Scheda prodotto: Manuale delle impronte ecologiche, Principi, applicazioni, esempi
Quando venne pubblicato, agli inizi del 1996, L’Impronta Ecologica suscitò un profondo interesse nei lettori, proponendo un nuovo e stimolante modo di misurare e comunicare la sostenibilità. Oggi l’Impronta non è più una semplice teoria, ma un indicatore con innumerevoli applicazioni pratiche, dal Living Planet Report del WWF a documenti ufficiali dei governi. E' stato calcolato per città, Comuni, Regioni, ed è disponibile in forma semplificata per analizzare i consumi individuali.
L’Impronta Ecologica è un metodo pratico che permette di visualizzare in termini di superficie il nostro impatto sull’ecosistema terrestre e, dunque, di capire se eccede quanto la natura può supportare sul lungo termine e individuare i punti su cui intervenire per diminuire il nostro “peso” sull’ecosistema terrestre.

▶ **INFORMAZIONI ESTRATTE**:
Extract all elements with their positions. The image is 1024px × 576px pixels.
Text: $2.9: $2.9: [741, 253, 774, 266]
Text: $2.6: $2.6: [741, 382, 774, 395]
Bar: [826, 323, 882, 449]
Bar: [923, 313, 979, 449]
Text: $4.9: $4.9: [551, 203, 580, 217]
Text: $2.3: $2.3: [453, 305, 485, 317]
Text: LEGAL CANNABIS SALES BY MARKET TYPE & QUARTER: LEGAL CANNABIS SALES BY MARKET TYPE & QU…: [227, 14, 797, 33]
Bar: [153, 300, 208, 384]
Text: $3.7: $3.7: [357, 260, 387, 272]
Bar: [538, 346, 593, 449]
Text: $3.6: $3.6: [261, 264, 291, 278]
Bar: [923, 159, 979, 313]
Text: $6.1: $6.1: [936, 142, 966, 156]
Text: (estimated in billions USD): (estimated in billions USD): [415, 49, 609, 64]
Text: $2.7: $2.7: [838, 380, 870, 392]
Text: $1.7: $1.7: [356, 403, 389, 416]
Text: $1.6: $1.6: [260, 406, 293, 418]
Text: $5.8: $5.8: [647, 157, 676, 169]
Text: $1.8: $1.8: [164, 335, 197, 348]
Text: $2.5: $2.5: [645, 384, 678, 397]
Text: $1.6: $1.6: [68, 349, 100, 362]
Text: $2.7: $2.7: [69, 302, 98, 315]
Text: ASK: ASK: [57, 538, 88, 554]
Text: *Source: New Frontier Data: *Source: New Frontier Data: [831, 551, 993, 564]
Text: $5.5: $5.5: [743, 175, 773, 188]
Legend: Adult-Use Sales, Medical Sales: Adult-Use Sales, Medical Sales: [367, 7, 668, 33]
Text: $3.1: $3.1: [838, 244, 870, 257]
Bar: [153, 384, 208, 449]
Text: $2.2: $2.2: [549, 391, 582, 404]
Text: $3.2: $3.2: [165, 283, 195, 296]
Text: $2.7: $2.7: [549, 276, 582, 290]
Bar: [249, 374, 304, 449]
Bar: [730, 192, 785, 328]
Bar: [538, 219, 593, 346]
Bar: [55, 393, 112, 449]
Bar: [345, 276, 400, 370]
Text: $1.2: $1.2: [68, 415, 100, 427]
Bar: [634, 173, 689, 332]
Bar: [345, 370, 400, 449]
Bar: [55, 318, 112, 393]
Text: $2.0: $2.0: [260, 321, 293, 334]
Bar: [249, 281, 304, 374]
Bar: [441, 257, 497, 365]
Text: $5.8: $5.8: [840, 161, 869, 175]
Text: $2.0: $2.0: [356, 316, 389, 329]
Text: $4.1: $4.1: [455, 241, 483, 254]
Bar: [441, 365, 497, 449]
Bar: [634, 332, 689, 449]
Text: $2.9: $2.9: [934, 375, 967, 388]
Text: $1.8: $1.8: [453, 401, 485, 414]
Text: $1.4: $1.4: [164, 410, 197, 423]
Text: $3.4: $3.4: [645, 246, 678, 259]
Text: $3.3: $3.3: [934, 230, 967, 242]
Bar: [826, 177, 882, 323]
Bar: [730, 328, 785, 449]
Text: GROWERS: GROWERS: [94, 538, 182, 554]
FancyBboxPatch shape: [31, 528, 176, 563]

▶ **DESCRIZIONE DEL COMPITO**: Secondo il brano, quando venne pubblicato L'Impronta Ecologica? L'elenco non ha alcun legame con il brano.

▶ **RISULTATO DELL'ESERCIZIO**: Agli inizi del 1996.